**Task to complete:** Go through the listing below and gather every line with the word "College".

**Collected data entries:**

# # #

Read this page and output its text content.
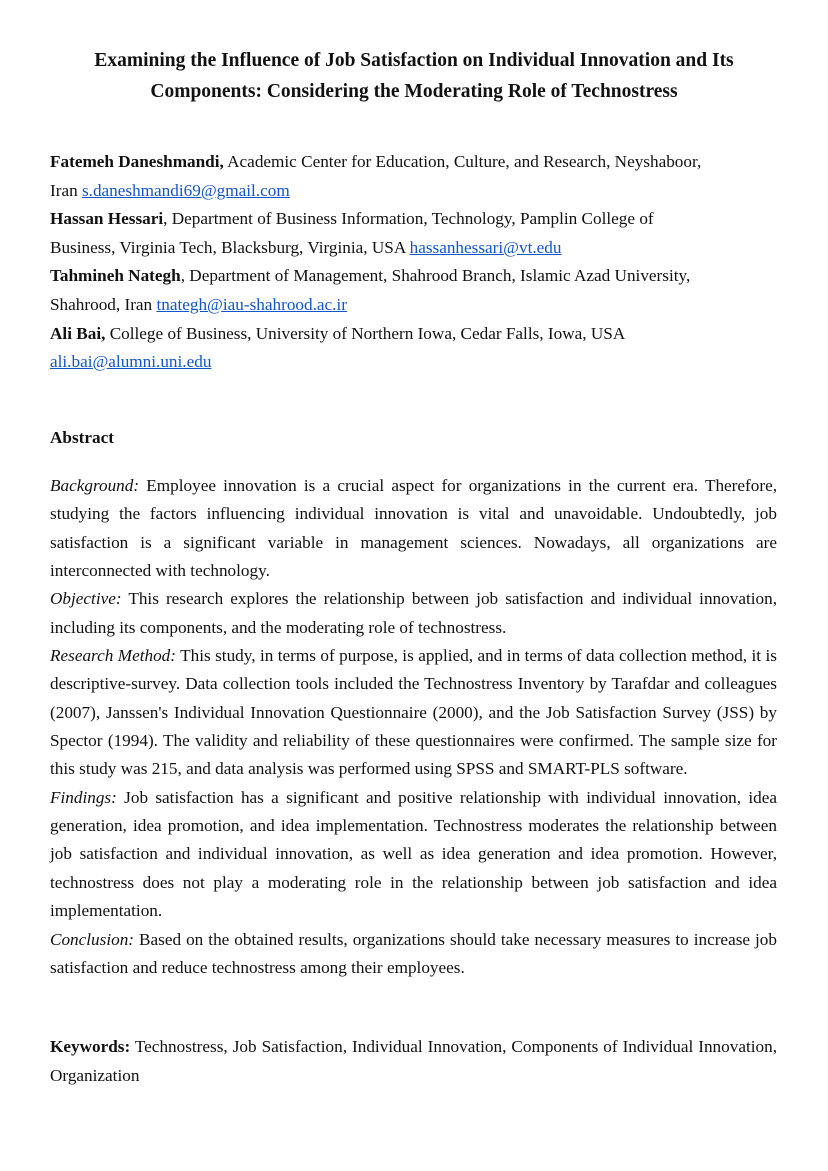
Examining the Influence of Job Satisfaction on Individual Innovation and Its
Components: Considering the Moderating Role of Technostress

Fatemeh Daneshmandi, Academic Center for Education, Culture, and Research, Neyshaboor,
Iran s.daneshmandi69@gmail.com

Hassan Hessari, Department of Business Information, Technology, Pamplin College of
Business, Virginia Tech, Blacksburg, Virginia, USA hassanhessari@vt.edu

Tahmineh Nategh, Department of Management, Shahrood Branch, Islamic Azad University,
Shahrood, Iran tnategh@iau-shahrood.ac.ir

Ali Bai, College of Business, University of Northern Iowa, Cedar Falls, Iowa, USA
ali.bai@alumni.uni.edu

Abstract

Background: Employee innovation is a crucial aspect for organizations in the current era. Therefore, studying the factors influencing individual innovation is vital and unavoidable. Undoubtedly, job satisfaction is a significant variable in management sciences. Nowadays, all organizations are interconnected with technology.

Objective: This research explores the relationship between job satisfaction and individual innovation, including its components, and the moderating role of technostress.

Research Method: This study, in terms of purpose, is applied, and in terms of data collection method, it is descriptive-survey. Data collection tools included the Technostress Inventory by Tarafdar and colleagues (2007), Janssen's Individual Innovation Questionnaire (2000), and the Job Satisfaction Survey (JSS) by Spector (1994). The validity and reliability of these questionnaires were confirmed. The sample size for this study was 215, and data analysis was performed using SPSS and SMART-PLS software.

Findings: Job satisfaction has a significant and positive relationship with individual innovation, idea generation, idea promotion, and idea implementation. Technostress moderates the relationship between job satisfaction and individual innovation, as well as idea generation and idea promotion. However, technostress does not play a moderating role in the relationship between job satisfaction and idea implementation.

Conclusion: Based on the obtained results, organizations should take necessary measures to increase job satisfaction and reduce technostress among their employees.

Keywords: Technostress, Job Satisfaction, Individual Innovation, Components of Individual Innovation, Organization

# # #

**Answer in full:**
Hassan Hessari, Department of Business Information, Technology, Pamplin College of
Ali Bai, College of Business, University of Northern Iowa, Cedar Falls, Iowa, USA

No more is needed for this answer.